What the exercise asks: Could you reproduce the whole listing below line for line, character for character, while leaving out the pictures?

[Layout annotation data]
---
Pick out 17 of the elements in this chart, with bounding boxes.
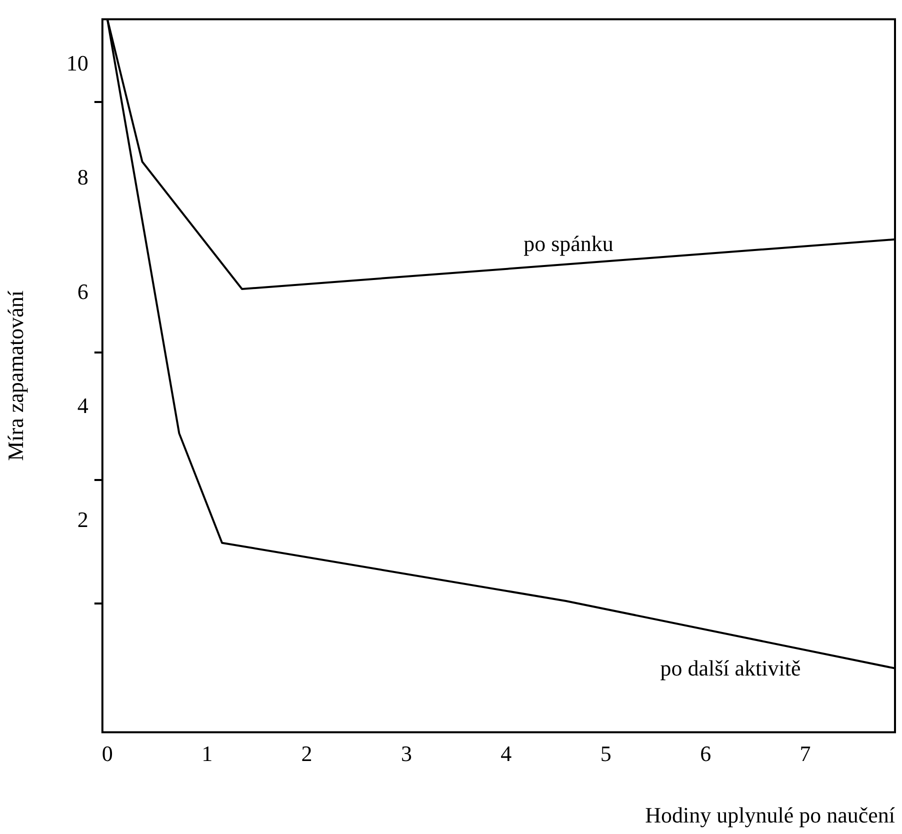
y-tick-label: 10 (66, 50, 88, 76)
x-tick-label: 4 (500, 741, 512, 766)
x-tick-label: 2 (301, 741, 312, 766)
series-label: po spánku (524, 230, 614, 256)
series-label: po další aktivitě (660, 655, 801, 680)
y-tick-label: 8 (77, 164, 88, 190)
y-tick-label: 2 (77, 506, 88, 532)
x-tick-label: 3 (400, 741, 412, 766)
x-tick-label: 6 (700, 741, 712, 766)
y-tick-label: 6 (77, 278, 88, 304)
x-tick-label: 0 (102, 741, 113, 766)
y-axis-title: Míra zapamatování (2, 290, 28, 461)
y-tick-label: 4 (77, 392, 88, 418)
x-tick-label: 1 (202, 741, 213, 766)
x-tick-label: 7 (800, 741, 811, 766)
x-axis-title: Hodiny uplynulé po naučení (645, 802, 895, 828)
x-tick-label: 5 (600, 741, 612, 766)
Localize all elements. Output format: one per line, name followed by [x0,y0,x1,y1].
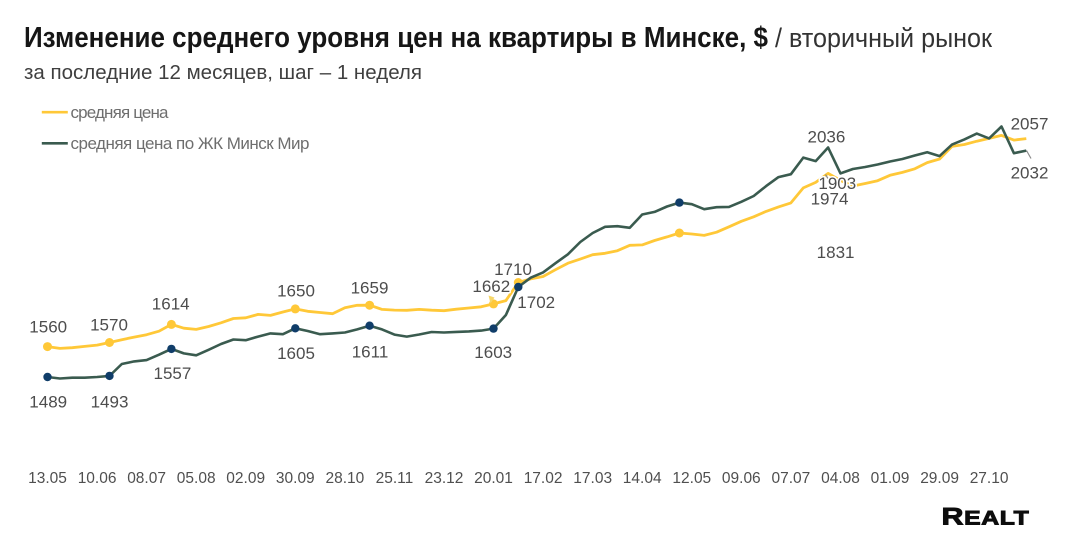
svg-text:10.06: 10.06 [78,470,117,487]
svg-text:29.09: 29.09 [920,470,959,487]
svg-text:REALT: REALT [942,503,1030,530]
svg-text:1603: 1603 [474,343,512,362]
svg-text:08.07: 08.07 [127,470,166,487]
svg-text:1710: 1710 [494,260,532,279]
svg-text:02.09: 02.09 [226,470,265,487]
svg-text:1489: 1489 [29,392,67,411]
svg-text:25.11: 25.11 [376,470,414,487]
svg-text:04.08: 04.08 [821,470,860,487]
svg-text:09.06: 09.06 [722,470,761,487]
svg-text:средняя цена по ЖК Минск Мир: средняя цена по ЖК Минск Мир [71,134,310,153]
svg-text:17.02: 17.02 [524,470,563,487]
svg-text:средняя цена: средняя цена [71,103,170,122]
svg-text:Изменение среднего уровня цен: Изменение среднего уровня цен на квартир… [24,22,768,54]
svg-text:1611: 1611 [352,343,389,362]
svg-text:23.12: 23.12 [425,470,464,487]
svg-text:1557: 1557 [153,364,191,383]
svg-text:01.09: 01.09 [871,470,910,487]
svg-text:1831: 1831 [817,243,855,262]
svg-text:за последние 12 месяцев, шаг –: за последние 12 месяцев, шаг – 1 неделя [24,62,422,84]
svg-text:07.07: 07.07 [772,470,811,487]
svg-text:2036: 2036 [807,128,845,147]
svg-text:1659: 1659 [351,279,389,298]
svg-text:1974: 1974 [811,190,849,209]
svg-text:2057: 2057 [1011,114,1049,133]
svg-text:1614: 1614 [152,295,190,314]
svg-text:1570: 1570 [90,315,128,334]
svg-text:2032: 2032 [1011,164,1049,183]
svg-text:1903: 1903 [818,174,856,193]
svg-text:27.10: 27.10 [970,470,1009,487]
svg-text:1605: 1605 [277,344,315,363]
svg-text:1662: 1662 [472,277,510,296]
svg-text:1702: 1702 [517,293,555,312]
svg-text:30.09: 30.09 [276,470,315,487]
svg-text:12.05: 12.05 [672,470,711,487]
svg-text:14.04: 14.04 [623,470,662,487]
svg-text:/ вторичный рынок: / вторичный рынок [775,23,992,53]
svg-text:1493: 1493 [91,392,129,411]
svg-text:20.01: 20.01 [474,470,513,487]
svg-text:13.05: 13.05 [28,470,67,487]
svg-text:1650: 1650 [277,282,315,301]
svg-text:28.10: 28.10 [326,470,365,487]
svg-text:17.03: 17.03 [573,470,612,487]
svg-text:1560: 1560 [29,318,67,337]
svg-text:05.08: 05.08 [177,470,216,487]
---
Written response:
Pick out 17 of the elements in this chart, with bounding boxes.
y-tick-label: 10 (66, 50, 88, 76)
x-tick-label: 4 (500, 741, 512, 766)
x-tick-label: 2 (301, 741, 312, 766)
series-label: po spánku (524, 230, 614, 256)
series-label: po další aktivitě (660, 655, 801, 680)
y-tick-label: 8 (77, 164, 88, 190)
y-tick-label: 2 (77, 506, 88, 532)
x-tick-label: 3 (400, 741, 412, 766)
x-tick-label: 6 (700, 741, 712, 766)
y-tick-label: 6 (77, 278, 88, 304)
x-tick-label: 0 (102, 741, 113, 766)
y-axis-title: Míra zapamatování (2, 290, 28, 461)
y-tick-label: 4 (77, 392, 88, 418)
x-tick-label: 1 (202, 741, 213, 766)
x-tick-label: 7 (800, 741, 811, 766)
x-axis-title: Hodiny uplynulé po naučení (645, 802, 895, 828)
x-tick-label: 5 (600, 741, 612, 766)
Localize all elements. Output format: one per line, name followed by [x0,y0,x1,y1].
svg-text:10.06: 10.06 [78,470,117,487]
svg-text:29.09: 29.09 [920,470,959,487]
svg-text:REALT: REALT [942,503,1030,530]
svg-text:1603: 1603 [474,343,512,362]
svg-text:08.07: 08.07 [127,470,166,487]
svg-text:1710: 1710 [494,260,532,279]
svg-text:02.09: 02.09 [226,470,265,487]
svg-text:1489: 1489 [29,392,67,411]
svg-text:25.11: 25.11 [376,470,414,487]
svg-text:04.08: 04.08 [821,470,860,487]
svg-text:09.06: 09.06 [722,470,761,487]
svg-text:средняя цена по ЖК Минск Мир: средняя цена по ЖК Минск Мир [71,134,310,153]
svg-text:17.02: 17.02 [524,470,563,487]
svg-text:средняя цена: средняя цена [71,103,170,122]
svg-text:Изменение среднего уровня цен: Изменение среднего уровня цен на квартир… [24,22,768,54]
svg-text:1611: 1611 [352,343,389,362]
svg-text:23.12: 23.12 [425,470,464,487]
svg-text:1557: 1557 [153,364,191,383]
svg-text:01.09: 01.09 [871,470,910,487]
svg-text:1831: 1831 [817,243,855,262]
svg-text:за последние 12 месяцев, шаг –: за последние 12 месяцев, шаг – 1 неделя [24,62,422,84]
svg-text:07.07: 07.07 [772,470,811,487]
svg-text:2036: 2036 [807,128,845,147]
svg-text:1659: 1659 [351,279,389,298]
svg-text:1974: 1974 [811,190,849,209]
svg-text:2057: 2057 [1011,114,1049,133]
svg-text:1614: 1614 [152,295,190,314]
svg-text:1570: 1570 [90,315,128,334]
svg-text:2032: 2032 [1011,164,1049,183]
svg-text:1903: 1903 [818,174,856,193]
svg-text:27.10: 27.10 [970,470,1009,487]
svg-text:1605: 1605 [277,344,315,363]
svg-text:1662: 1662 [472,277,510,296]
svg-text:1702: 1702 [517,293,555,312]
svg-text:30.09: 30.09 [276,470,315,487]
svg-text:12.05: 12.05 [672,470,711,487]
svg-text:14.04: 14.04 [623,470,662,487]
svg-text:/ вторичный рынок: / вторичный рынок [775,23,992,53]
svg-text:1493: 1493 [91,392,129,411]
svg-text:20.01: 20.01 [474,470,513,487]
svg-text:13.05: 13.05 [28,470,67,487]
svg-text:1650: 1650 [277,282,315,301]
svg-text:28.10: 28.10 [326,470,365,487]
svg-text:17.03: 17.03 [573,470,612,487]
svg-text:1560: 1560 [29,318,67,337]
svg-text:05.08: 05.08 [177,470,216,487]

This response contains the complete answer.